» Recorded data:
======
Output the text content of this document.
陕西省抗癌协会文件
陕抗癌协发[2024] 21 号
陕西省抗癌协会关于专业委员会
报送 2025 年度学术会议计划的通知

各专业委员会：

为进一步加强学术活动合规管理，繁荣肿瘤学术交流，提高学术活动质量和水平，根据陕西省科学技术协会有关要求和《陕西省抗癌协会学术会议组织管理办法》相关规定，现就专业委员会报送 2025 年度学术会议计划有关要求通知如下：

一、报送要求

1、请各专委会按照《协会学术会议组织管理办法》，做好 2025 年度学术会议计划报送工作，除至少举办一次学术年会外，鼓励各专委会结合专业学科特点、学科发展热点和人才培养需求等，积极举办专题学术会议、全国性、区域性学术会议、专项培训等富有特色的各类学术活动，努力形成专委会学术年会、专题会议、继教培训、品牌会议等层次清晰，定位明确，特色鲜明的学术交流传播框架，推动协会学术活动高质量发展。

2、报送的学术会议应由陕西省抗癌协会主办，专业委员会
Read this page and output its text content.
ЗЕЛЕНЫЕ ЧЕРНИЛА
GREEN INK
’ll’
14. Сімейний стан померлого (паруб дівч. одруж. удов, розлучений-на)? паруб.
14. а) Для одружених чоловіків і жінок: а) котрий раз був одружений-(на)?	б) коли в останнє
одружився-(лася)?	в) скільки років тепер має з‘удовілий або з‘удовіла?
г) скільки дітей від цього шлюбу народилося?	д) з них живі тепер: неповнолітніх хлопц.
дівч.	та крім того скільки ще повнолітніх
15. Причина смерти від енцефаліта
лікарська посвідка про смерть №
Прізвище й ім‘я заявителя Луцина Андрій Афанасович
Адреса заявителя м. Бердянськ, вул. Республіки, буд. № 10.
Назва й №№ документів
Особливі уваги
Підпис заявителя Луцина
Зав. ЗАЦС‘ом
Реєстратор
======
» Given task: Find every line with "дівч" in the listing and state how many there are, nothing else.

» Reply to the task: 2